Copy the material that follows word for word and omit its pictures.
-*-
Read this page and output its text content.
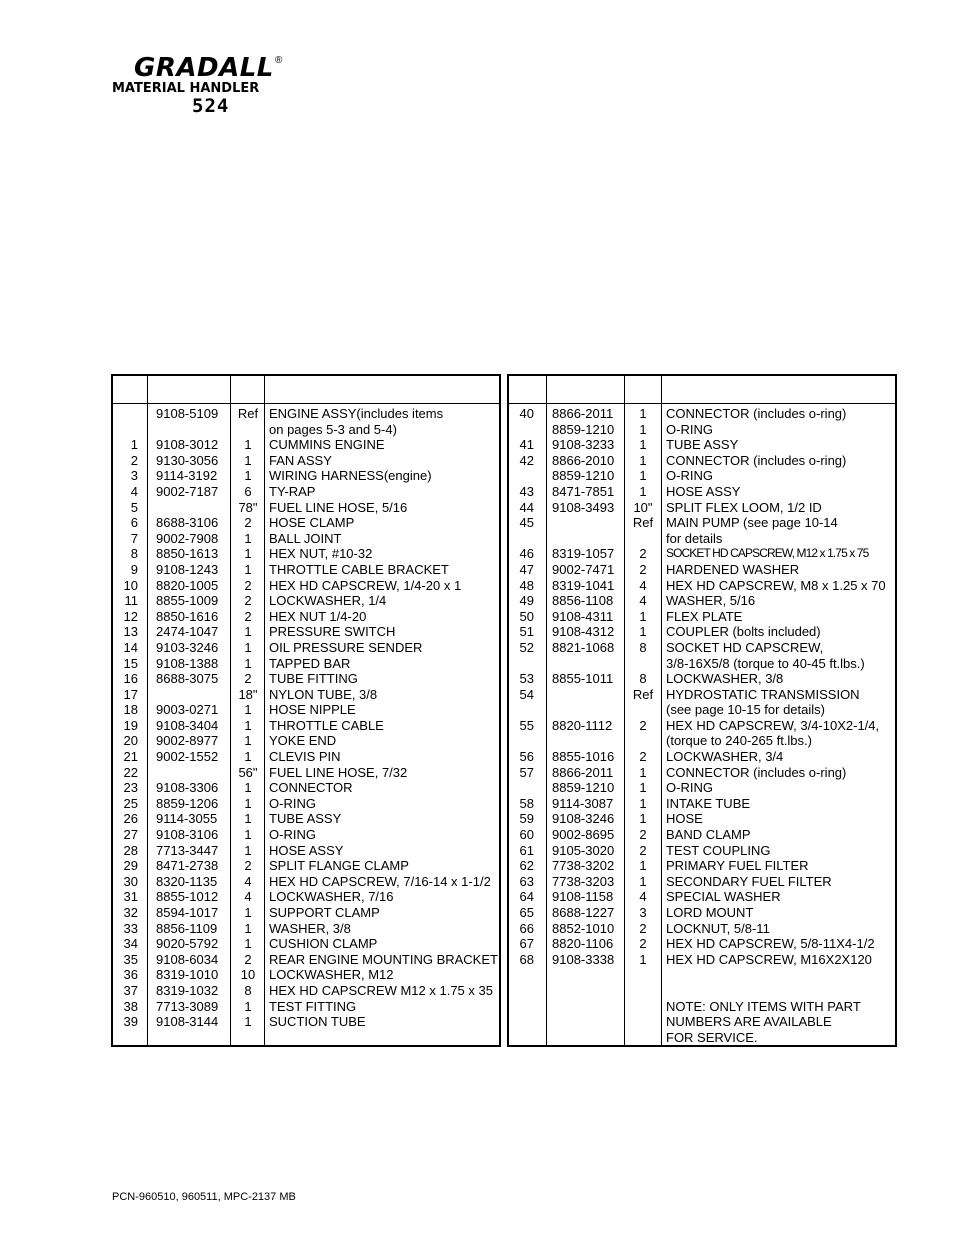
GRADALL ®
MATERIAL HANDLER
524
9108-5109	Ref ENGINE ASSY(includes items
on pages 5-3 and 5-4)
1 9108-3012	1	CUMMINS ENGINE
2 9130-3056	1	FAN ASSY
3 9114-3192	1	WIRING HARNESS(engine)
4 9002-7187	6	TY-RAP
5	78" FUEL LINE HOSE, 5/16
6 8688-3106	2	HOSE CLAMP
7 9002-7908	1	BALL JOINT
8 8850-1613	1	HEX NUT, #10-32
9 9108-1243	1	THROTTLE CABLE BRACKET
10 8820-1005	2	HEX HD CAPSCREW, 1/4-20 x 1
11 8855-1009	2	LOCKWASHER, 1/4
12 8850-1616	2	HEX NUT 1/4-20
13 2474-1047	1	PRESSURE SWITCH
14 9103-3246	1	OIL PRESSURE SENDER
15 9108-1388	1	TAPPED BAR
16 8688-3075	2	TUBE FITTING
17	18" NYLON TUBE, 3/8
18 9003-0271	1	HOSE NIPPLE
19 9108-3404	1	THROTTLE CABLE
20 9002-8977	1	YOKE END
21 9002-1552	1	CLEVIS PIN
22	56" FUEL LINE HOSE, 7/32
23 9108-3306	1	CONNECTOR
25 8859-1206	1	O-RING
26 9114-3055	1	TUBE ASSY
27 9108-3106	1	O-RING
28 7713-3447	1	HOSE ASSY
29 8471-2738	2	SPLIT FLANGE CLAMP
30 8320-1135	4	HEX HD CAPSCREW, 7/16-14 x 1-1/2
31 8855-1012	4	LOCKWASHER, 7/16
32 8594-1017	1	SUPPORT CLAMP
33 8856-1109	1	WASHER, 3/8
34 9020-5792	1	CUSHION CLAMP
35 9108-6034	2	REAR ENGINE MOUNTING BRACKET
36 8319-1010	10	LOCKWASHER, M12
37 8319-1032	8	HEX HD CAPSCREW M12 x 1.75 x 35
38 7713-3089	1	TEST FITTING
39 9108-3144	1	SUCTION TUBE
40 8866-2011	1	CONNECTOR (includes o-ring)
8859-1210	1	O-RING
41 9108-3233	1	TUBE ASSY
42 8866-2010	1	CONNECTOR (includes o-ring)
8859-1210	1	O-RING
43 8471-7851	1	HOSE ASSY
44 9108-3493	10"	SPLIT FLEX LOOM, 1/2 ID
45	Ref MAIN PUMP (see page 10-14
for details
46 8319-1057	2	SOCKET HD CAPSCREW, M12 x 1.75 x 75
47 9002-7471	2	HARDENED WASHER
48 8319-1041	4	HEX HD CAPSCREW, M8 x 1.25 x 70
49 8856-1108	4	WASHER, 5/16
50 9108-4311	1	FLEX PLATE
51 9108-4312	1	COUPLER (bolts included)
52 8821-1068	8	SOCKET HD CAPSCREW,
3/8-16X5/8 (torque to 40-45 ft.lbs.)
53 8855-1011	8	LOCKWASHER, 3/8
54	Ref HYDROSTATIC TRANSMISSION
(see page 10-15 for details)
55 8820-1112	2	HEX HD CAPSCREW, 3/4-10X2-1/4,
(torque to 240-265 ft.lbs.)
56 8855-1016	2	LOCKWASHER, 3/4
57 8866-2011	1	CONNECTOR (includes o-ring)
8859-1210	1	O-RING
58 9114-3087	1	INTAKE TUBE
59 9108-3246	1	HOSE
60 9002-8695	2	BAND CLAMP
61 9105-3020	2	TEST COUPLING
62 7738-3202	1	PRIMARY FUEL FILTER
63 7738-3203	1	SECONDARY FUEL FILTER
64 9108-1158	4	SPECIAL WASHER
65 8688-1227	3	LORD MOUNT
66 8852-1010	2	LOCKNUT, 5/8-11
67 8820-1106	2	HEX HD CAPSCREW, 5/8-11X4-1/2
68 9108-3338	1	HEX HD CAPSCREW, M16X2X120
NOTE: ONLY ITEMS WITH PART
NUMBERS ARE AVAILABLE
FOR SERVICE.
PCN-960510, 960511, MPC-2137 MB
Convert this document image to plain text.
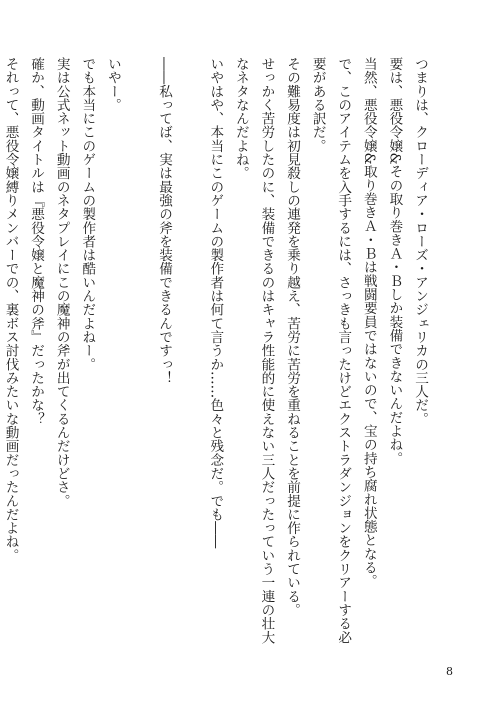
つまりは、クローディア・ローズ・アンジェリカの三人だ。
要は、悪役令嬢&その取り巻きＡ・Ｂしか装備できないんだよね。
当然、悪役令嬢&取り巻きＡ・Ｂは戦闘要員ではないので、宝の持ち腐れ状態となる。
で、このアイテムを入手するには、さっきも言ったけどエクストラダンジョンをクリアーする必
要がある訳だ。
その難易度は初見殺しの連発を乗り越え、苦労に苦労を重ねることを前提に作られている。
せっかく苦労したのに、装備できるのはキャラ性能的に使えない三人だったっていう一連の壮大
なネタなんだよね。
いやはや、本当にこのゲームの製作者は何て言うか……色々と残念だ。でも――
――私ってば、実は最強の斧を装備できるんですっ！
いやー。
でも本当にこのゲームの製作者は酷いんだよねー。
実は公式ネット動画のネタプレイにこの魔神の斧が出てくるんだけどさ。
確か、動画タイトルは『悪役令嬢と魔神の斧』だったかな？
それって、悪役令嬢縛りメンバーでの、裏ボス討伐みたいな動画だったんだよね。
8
-*-
OUTPUT FOR THIS EXERCISE:
Read this page and output its text content.
GRADALL ®
MATERIAL HANDLER
524
9108-5109	Ref ENGINE ASSY(includes items
on pages 5-3 and 5-4)
1 9108-3012	1	CUMMINS ENGINE
2 9130-3056	1	FAN ASSY
3 9114-3192	1	WIRING HARNESS(engine)
4 9002-7187	6	TY-RAP
5	78" FUEL LINE HOSE, 5/16
6 8688-3106	2	HOSE CLAMP
7 9002-7908	1	BALL JOINT
8 8850-1613	1	HEX NUT, #10-32
9 9108-1243	1	THROTTLE CABLE BRACKET
10 8820-1005	2	HEX HD CAPSCREW, 1/4-20 x 1
11 8855-1009	2	LOCKWASHER, 1/4
12 8850-1616	2	HEX NUT 1/4-20
13 2474-1047	1	PRESSURE SWITCH
14 9103-3246	1	OIL PRESSURE SENDER
15 9108-1388	1	TAPPED BAR
16 8688-3075	2	TUBE FITTING
17	18" NYLON TUBE, 3/8
18 9003-0271	1	HOSE NIPPLE
19 9108-3404	1	THROTTLE CABLE
20 9002-8977	1	YOKE END
21 9002-1552	1	CLEVIS PIN
22	56" FUEL LINE HOSE, 7/32
23 9108-3306	1	CONNECTOR
25 8859-1206	1	O-RING
26 9114-3055	1	TUBE ASSY
27 9108-3106	1	O-RING
28 7713-3447	1	HOSE ASSY
29 8471-2738	2	SPLIT FLANGE CLAMP
30 8320-1135	4	HEX HD CAPSCREW, 7/16-14 x 1-1/2
31 8855-1012	4	LOCKWASHER, 7/16
32 8594-1017	1	SUPPORT CLAMP
33 8856-1109	1	WASHER, 3/8
34 9020-5792	1	CUSHION CLAMP
35 9108-6034	2	REAR ENGINE MOUNTING BRACKET
36 8319-1010	10	LOCKWASHER, M12
37 8319-1032	8	HEX HD CAPSCREW M12 x 1.75 x 35
38 7713-3089	1	TEST FITTING
39 9108-3144	1	SUCTION TUBE
40 8866-2011	1	CONNECTOR (includes o-ring)
8859-1210	1	O-RING
41 9108-3233	1	TUBE ASSY
42 8866-2010	1	CONNECTOR (includes o-ring)
8859-1210	1	O-RING
43 8471-7851	1	HOSE ASSY
44 9108-3493	10"	SPLIT FLEX LOOM, 1/2 ID
45	Ref MAIN PUMP (see page 10-14
for details
46 8319-1057	2	SOCKET HD CAPSCREW, M12 x 1.75 x 75
47 9002-7471	2	HARDENED WASHER
48 8319-1041	4	HEX HD CAPSCREW, M8 x 1.25 x 70
49 8856-1108	4	WASHER, 5/16
50 9108-4311	1	FLEX PLATE
51 9108-4312	1	COUPLER (bolts included)
52 8821-1068	8	SOCKET HD CAPSCREW,
3/8-16X5/8 (torque to 40-45 ft.lbs.)
53 8855-1011	8	LOCKWASHER, 3/8
54	Ref HYDROSTATIC TRANSMISSION
(see page 10-15 for details)
55 8820-1112	2	HEX HD CAPSCREW, 3/4-10X2-1/4,
(torque to 240-265 ft.lbs.)
56 8855-1016	2	LOCKWASHER, 3/4
57 8866-2011	1	CONNECTOR (includes o-ring)
8859-1210	1	O-RING
58 9114-3087	1	INTAKE TUBE
59 9108-3246	1	HOSE
60 9002-8695	2	BAND CLAMP
61 9105-3020	2	TEST COUPLING
62 7738-3202	1	PRIMARY FUEL FILTER
63 7738-3203	1	SECONDARY FUEL FILTER
64 9108-1158	4	SPECIAL WASHER
65 8688-1227	3	LORD MOUNT
66 8852-1010	2	LOCKNUT, 5/8-11
67 8820-1106	2	HEX HD CAPSCREW, 5/8-11X4-1/2
68 9108-3338	1	HEX HD CAPSCREW, M16X2X120
NOTE: ONLY ITEMS WITH PART
NUMBERS ARE AVAILABLE
FOR SERVICE.
PCN-960510, 960511, MPC-2137 MB
Convert this document image to plain text.
つまりは、クローディア・ローズ・アンジェリカの三人だ。
要は、悪役令嬢&その取り巻きＡ・Ｂしか装備できないんだよね。
当然、悪役令嬢&取り巻きＡ・Ｂは戦闘要員ではないので、宝の持ち腐れ状態となる。
で、このアイテムを入手するには、さっきも言ったけどエクストラダンジョンをクリアーする必
要がある訳だ。
その難易度は初見殺しの連発を乗り越え、苦労に苦労を重ねることを前提に作られている。
せっかく苦労したのに、装備できるのはキャラ性能的に使えない三人だったっていう一連の壮大
なネタなんだよね。
いやはや、本当にこのゲームの製作者は何て言うか……色々と残念だ。でも――
――私ってば、実は最強の斧を装備できるんですっ！
いやー。
でも本当にこのゲームの製作者は酷いんだよねー。
実は公式ネット動画のネタプレイにこの魔神の斧が出てくるんだけどさ。
確か、動画タイトルは『悪役令嬢と魔神の斧』だったかな？
それって、悪役令嬢縛りメンバーでの、裏ボス討伐みたいな動画だったんだよね。
8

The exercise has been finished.